[Written problem]
Emit the data below verbatim, stripping out any pictures.
__________________________________________________
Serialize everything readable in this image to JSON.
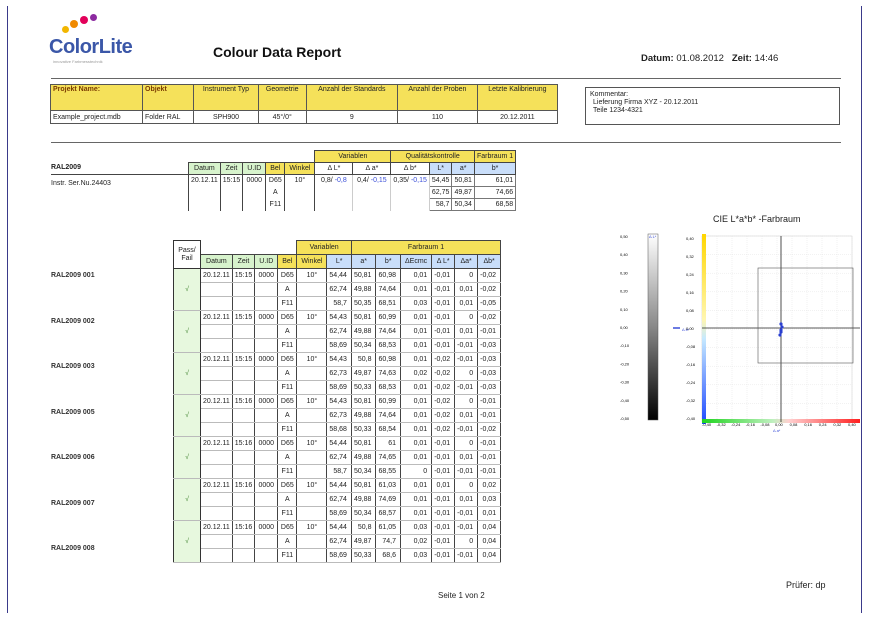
{
  "brand": {
    "name": "ColorLite",
    "tagline": "innovative Farbmesstechnik"
  },
  "header": {
    "title": "Colour Data Report",
    "date_label": "Datum:",
    "date_value": "01.08.2012",
    "time_label": "Zeit:",
    "time_value": "14:46"
  },
  "project": {
    "headers": [
      "Projekt Name:",
      "Objekt",
      "Instrument Typ",
      "Geometrie",
      "Anzahl der Standards",
      "Anzahl der Proben",
      "Letzte Kalibrierung"
    ],
    "values": [
      "Example_project.mdb",
      "Folder RAL",
      "SPH900",
      "45°/0°",
      "9",
      "110",
      "20.12.2011"
    ]
  },
  "comment": {
    "label": "Kommentar:",
    "lines": [
      "Lieferung Firma  XYZ - 20.12.2011",
      "Teile 1234-4321"
    ]
  },
  "standard": {
    "name": "RAL2009",
    "instrument": "Instr. Ser.Nu.24403",
    "group_variables": "Variablen",
    "group_qc": "Qualitätskontrolle",
    "group_space": "Farbraum 1",
    "col_headers": [
      "Datum",
      "Zeit",
      "U.ID",
      "Bel",
      "Winkel",
      "Δ L*",
      "Δ a*",
      "Δ b*",
      "L*",
      "a*",
      "b*"
    ],
    "date": "20.12.11",
    "time": "15:15",
    "uid": "0000",
    "angle": "10°",
    "qc": {
      "dL": "0,8/",
      "dL2": "-0,8",
      "da": "0,4/",
      "da2": "-0,15",
      "db": "0,35/",
      "db2": "-0,15"
    },
    "rows": [
      {
        "illum": "D65",
        "L": "54,45",
        "a": "50,81",
        "b": "61,01"
      },
      {
        "illum": "A",
        "L": "62,75",
        "a": "49,87",
        "b": "74,66"
      },
      {
        "illum": "F11",
        "L": "58,7",
        "a": "50,34",
        "b": "68,58"
      }
    ]
  },
  "samples_table": {
    "pass_header": [
      "Pass/",
      "Fail"
    ],
    "group_variables": "Variablen",
    "group_space": "Farbraum 1",
    "col_headers": [
      "Datum",
      "Zeit",
      "U.ID",
      "Bel",
      "Winkel",
      "L*",
      "a*",
      "b*",
      "ΔEcmc",
      "Δ L*",
      "Δa*",
      "Δb*"
    ],
    "samples": [
      {
        "name": "RAL2009 001",
        "pass": "√",
        "date": "20.12.11",
        "time": "15:15",
        "uid": "0000",
        "angle": "10°",
        "rows": [
          [
            "D65",
            "54,44",
            "50,81",
            "60,98",
            "0,01",
            "-0,01",
            "0",
            "-0,02"
          ],
          [
            "A",
            "62,74",
            "49,88",
            "74,64",
            "0,01",
            "-0,01",
            "0,01",
            "-0,02"
          ],
          [
            "F11",
            "58,7",
            "50,35",
            "68,51",
            "0,03",
            "-0,01",
            "0,01",
            "-0,05"
          ]
        ]
      },
      {
        "name": "RAL2009 002",
        "pass": "√",
        "date": "20.12.11",
        "time": "15:15",
        "uid": "0000",
        "angle": "10°",
        "rows": [
          [
            "D65",
            "54,43",
            "50,81",
            "60,99",
            "0,01",
            "-0,01",
            "0",
            "-0,02"
          ],
          [
            "A",
            "62,74",
            "49,88",
            "74,64",
            "0,01",
            "-0,01",
            "0,01",
            "-0,01"
          ],
          [
            "F11",
            "58,69",
            "50,34",
            "68,53",
            "0,01",
            "-0,01",
            "-0,01",
            "-0,03"
          ]
        ]
      },
      {
        "name": "RAL2009 003",
        "pass": "√",
        "date": "20.12.11",
        "time": "15:15",
        "uid": "0000",
        "angle": "10°",
        "rows": [
          [
            "D65",
            "54,43",
            "50,8",
            "60,98",
            "0,01",
            "-0,02",
            "-0,01",
            "-0,03"
          ],
          [
            "A",
            "62,73",
            "49,87",
            "74,63",
            "0,02",
            "-0,02",
            "0",
            "-0,03"
          ],
          [
            "F11",
            "58,69",
            "50,33",
            "68,53",
            "0,01",
            "-0,02",
            "-0,01",
            "-0,03"
          ]
        ]
      },
      {
        "name": "RAL2009 005",
        "pass": "√",
        "date": "20.12.11",
        "time": "15:16",
        "uid": "0000",
        "angle": "10°",
        "rows": [
          [
            "D65",
            "54,43",
            "50,81",
            "60,99",
            "0,01",
            "-0,02",
            "0",
            "-0,01"
          ],
          [
            "A",
            "62,73",
            "49,88",
            "74,64",
            "0,01",
            "-0,02",
            "0,01",
            "-0,01"
          ],
          [
            "F11",
            "58,68",
            "50,33",
            "68,54",
            "0,01",
            "-0,02",
            "-0,01",
            "-0,02"
          ]
        ]
      },
      {
        "name": "RAL2009 006",
        "pass": "√",
        "date": "20.12.11",
        "time": "15:16",
        "uid": "0000",
        "angle": "10°",
        "rows": [
          [
            "D65",
            "54,44",
            "50,81",
            "61",
            "0,01",
            "-0,01",
            "0",
            "-0,01"
          ],
          [
            "A",
            "62,74",
            "49,88",
            "74,65",
            "0,01",
            "-0,01",
            "0,01",
            "-0,01"
          ],
          [
            "F11",
            "58,7",
            "50,34",
            "68,55",
            "0",
            "-0,01",
            "-0,01",
            "-0,01"
          ]
        ]
      },
      {
        "name": "RAL2009 007",
        "pass": "√",
        "date": "20.12.11",
        "time": "15:16",
        "uid": "0000",
        "angle": "10°",
        "rows": [
          [
            "D65",
            "54,44",
            "50,81",
            "61,03",
            "0,01",
            "0,01",
            "0",
            "0,02"
          ],
          [
            "A",
            "62,74",
            "49,88",
            "74,69",
            "0,01",
            "-0,01",
            "0,01",
            "0,03"
          ],
          [
            "F11",
            "58,69",
            "50,34",
            "68,57",
            "0,01",
            "-0,01",
            "-0,01",
            "0,01"
          ]
        ]
      },
      {
        "name": "RAL2009 008",
        "pass": "√",
        "date": "20.12.11",
        "time": "15:16",
        "uid": "0000",
        "angle": "10°",
        "rows": [
          [
            "D65",
            "54,44",
            "50,8",
            "61,05",
            "0,03",
            "-0,01",
            "-0,01",
            "0,04"
          ],
          [
            "A",
            "62,74",
            "49,87",
            "74,7",
            "0,02",
            "-0,01",
            "0",
            "0,04"
          ],
          [
            "F11",
            "58,69",
            "50,33",
            "68,6",
            "0,03",
            "-0,01",
            "-0,01",
            "0,04"
          ]
        ]
      }
    ]
  },
  "cie": {
    "title": "CIE L*a*b* -Farbraum",
    "dl_label": "Δ L*",
    "db_label": "Δ b*",
    "da_label": "Δ a*",
    "dl_ticks": [
      "0,50",
      "0,40",
      "0,30",
      "0,20",
      "0,10",
      "0,00",
      "-0,10",
      "-0,20",
      "-0,30",
      "-0,40",
      "-0,50"
    ],
    "db_ticks": [
      "0,40",
      "0,32",
      "0,24",
      "0,16",
      "0,08",
      "0,00",
      "-0,08",
      "-0,16",
      "-0,24",
      "-0,32",
      "-0,40"
    ],
    "da_ticks": [
      "-0,40",
      "-0,32",
      "-0,24",
      "-0,16",
      "-0,08",
      "0,00",
      "0,08",
      "0,16",
      "0,24",
      "0,32",
      "0,40"
    ]
  },
  "footer": {
    "page": "Seite 1 von 2",
    "examiner": "Prüfer: dp"
  },
  "colors": {
    "header_yellow": "#f5e15a",
    "header_green": "#d7f3cc",
    "header_blue": "#c9defa",
    "accent_blue": "#3b4fd8",
    "brand_blue": "#3b57a8"
  }
}
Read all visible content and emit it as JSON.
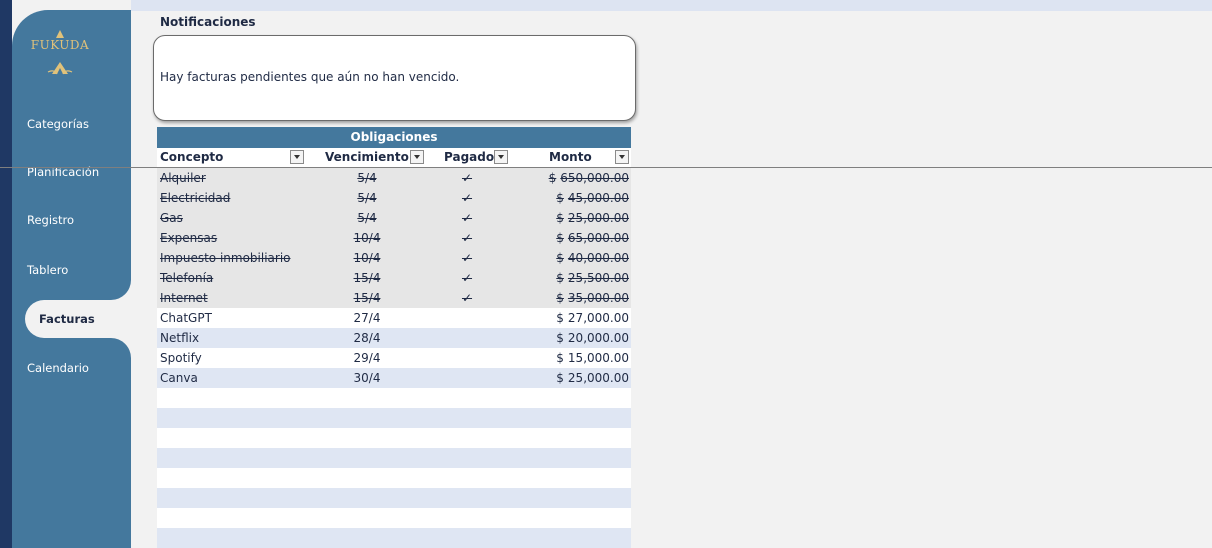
__________________________________________________
[The result]
Serialize everything readable in this image to JSON.
{
  "brand": {
    "name": "ColorLite",
    "tagline": "innovative Farbmesstechnik"
  },
  "header": {
    "title": "Colour Data Report",
    "date_label": "Datum:",
    "date_value": "01.08.2012",
    "time_label": "Zeit:",
    "time_value": "14:46"
  },
  "project": {
    "headers": [
      "Projekt Name:",
      "Objekt",
      "Instrument Typ",
      "Geometrie",
      "Anzahl der Standards",
      "Anzahl der Proben",
      "Letzte Kalibrierung"
    ],
    "values": [
      "Example_project.mdb",
      "Folder RAL",
      "SPH900",
      "45°/0°",
      "9",
      "110",
      "20.12.2011"
    ]
  },
  "comment": {
    "label": "Kommentar:",
    "lines": [
      "Lieferung Firma  XYZ - 20.12.2011",
      "Teile 1234-4321"
    ]
  },
  "standard": {
    "name": "RAL2009",
    "instrument": "Instr. Ser.Nu.24403",
    "group_variables": "Variablen",
    "group_qc": "Qualitätskontrolle",
    "group_space": "Farbraum 1",
    "col_headers": [
      "Datum",
      "Zeit",
      "U.ID",
      "Bel",
      "Winkel",
      "Δ L*",
      "Δ a*",
      "Δ b*",
      "L*",
      "a*",
      "b*"
    ],
    "date": "20.12.11",
    "time": "15:15",
    "uid": "0000",
    "angle": "10°",
    "qc": {
      "dL": "0,8/",
      "dL2": "-0,8",
      "da": "0,4/",
      "da2": "-0,15",
      "db": "0,35/",
      "db2": "-0,15"
    },
    "rows": [
      {
        "illum": "D65",
        "L": "54,45",
        "a": "50,81",
        "b": "61,01"
      },
      {
        "illum": "A",
        "L": "62,75",
        "a": "49,87",
        "b": "74,66"
      },
      {
        "illum": "F11",
        "L": "58,7",
        "a": "50,34",
        "b": "68,58"
      }
    ]
  },
  "samples_table": {
    "pass_header": [
      "Pass/",
      "Fail"
    ],
    "group_variables": "Variablen",
    "group_space": "Farbraum 1",
    "col_headers": [
      "Datum",
      "Zeit",
      "U.ID",
      "Bel",
      "Winkel",
      "L*",
      "a*",
      "b*",
      "ΔEcmc",
      "Δ L*",
      "Δa*",
      "Δb*"
    ],
    "samples": [
      {
        "name": "RAL2009 001",
        "pass": "√",
        "date": "20.12.11",
        "time": "15:15",
        "uid": "0000",
        "angle": "10°",
        "rows": [
          [
            "D65",
            "54,44",
            "50,81",
            "60,98",
            "0,01",
            "-0,01",
            "0",
            "-0,02"
          ],
          [
            "A",
            "62,74",
            "49,88",
            "74,64",
            "0,01",
            "-0,01",
            "0,01",
            "-0,02"
          ],
          [
            "F11",
            "58,7",
            "50,35",
            "68,51",
            "0,03",
            "-0,01",
            "0,01",
            "-0,05"
          ]
        ]
      },
      {
        "name": "RAL2009 002",
        "pass": "√",
        "date": "20.12.11",
        "time": "15:15",
        "uid": "0000",
        "angle": "10°",
        "rows": [
          [
            "D65",
            "54,43",
            "50,81",
            "60,99",
            "0,01",
            "-0,01",
            "0",
            "-0,02"
          ],
          [
            "A",
            "62,74",
            "49,88",
            "74,64",
            "0,01",
            "-0,01",
            "0,01",
            "-0,01"
          ],
          [
            "F11",
            "58,69",
            "50,34",
            "68,53",
            "0,01",
            "-0,01",
            "-0,01",
            "-0,03"
          ]
        ]
      },
      {
        "name": "RAL2009 003",
        "pass": "√",
        "date": "20.12.11",
        "time": "15:15",
        "uid": "0000",
        "angle": "10°",
        "rows": [
          [
            "D65",
            "54,43",
            "50,8",
            "60,98",
            "0,01",
            "-0,02",
            "-0,01",
            "-0,03"
          ],
          [
            "A",
            "62,73",
            "49,87",
            "74,63",
            "0,02",
            "-0,02",
            "0",
            "-0,03"
          ],
          [
            "F11",
            "58,69",
            "50,33",
            "68,53",
            "0,01",
            "-0,02",
            "-0,01",
            "-0,03"
          ]
        ]
      },
      {
        "name": "RAL2009 005",
        "pass": "√",
        "date": "20.12.11",
        "time": "15:16",
        "uid": "0000",
        "angle": "10°",
        "rows": [
          [
            "D65",
            "54,43",
            "50,81",
            "60,99",
            "0,01",
            "-0,02",
            "0",
            "-0,01"
          ],
          [
            "A",
            "62,73",
            "49,88",
            "74,64",
            "0,01",
            "-0,02",
            "0,01",
            "-0,01"
          ],
          [
            "F11",
            "58,68",
            "50,33",
            "68,54",
            "0,01",
            "-0,02",
            "-0,01",
            "-0,02"
          ]
        ]
      },
      {
        "name": "RAL2009 006",
        "pass": "√",
        "date": "20.12.11",
        "time": "15:16",
        "uid": "0000",
        "angle": "10°",
        "rows": [
          [
            "D65",
            "54,44",
            "50,81",
            "61",
            "0,01",
            "-0,01",
            "0",
            "-0,01"
          ],
          [
            "A",
            "62,74",
            "49,88",
            "74,65",
            "0,01",
            "-0,01",
            "0,01",
            "-0,01"
          ],
          [
            "F11",
            "58,7",
            "50,34",
            "68,55",
            "0",
            "-0,01",
            "-0,01",
            "-0,01"
          ]
        ]
      },
      {
        "name": "RAL2009 007",
        "pass": "√",
        "date": "20.12.11",
        "time": "15:16",
        "uid": "0000",
        "angle": "10°",
        "rows": [
          [
            "D65",
            "54,44",
            "50,81",
            "61,03",
            "0,01",
            "0,01",
            "0",
            "0,02"
          ],
          [
            "A",
            "62,74",
            "49,88",
            "74,69",
            "0,01",
            "-0,01",
            "0,01",
            "0,03"
          ],
          [
            "F11",
            "58,69",
            "50,34",
            "68,57",
            "0,01",
            "-0,01",
            "-0,01",
            "0,01"
          ]
        ]
      },
      {
        "name": "RAL2009 008",
        "pass": "√",
        "date": "20.12.11",
        "time": "15:16",
        "uid": "0000",
        "angle": "10°",
        "rows": [
          [
            "D65",
            "54,44",
            "50,8",
            "61,05",
            "0,03",
            "-0,01",
            "-0,01",
            "0,04"
          ],
          [
            "A",
            "62,74",
            "49,87",
            "74,7",
            "0,02",
            "-0,01",
            "0",
            "0,04"
          ],
          [
            "F11",
            "58,69",
            "50,33",
            "68,6",
            "0,03",
            "-0,01",
            "-0,01",
            "0,04"
          ]
        ]
      }
    ]
  },
  "cie": {
    "title": "CIE L*a*b* -Farbraum",
    "dl_label": "Δ L*",
    "db_label": "Δ b*",
    "da_label": "Δ a*",
    "dl_ticks": [
      "0,50",
      "0,40",
      "0,30",
      "0,20",
      "0,10",
      "0,00",
      "-0,10",
      "-0,20",
      "-0,30",
      "-0,40",
      "-0,50"
    ],
    "db_ticks": [
      "0,40",
      "0,32",
      "0,24",
      "0,16",
      "0,08",
      "0,00",
      "-0,08",
      "-0,16",
      "-0,24",
      "-0,32",
      "-0,40"
    ],
    "da_ticks": [
      "-0,40",
      "-0,32",
      "-0,24",
      "-0,16",
      "-0,08",
      "0,00",
      "0,08",
      "0,16",
      "0,24",
      "0,32",
      "0,40"
    ]
  },
  "footer": {
    "page": "Seite 1 von 2",
    "examiner": "Prüfer: dp"
  },
  "colors": {
    "header_yellow": "#f5e15a",
    "header_green": "#d7f3cc",
    "header_blue": "#c9defa",
    "accent_blue": "#3b4fd8",
    "brand_blue": "#3b57a8"
  }
}
Read all visible content and emit it as JSON.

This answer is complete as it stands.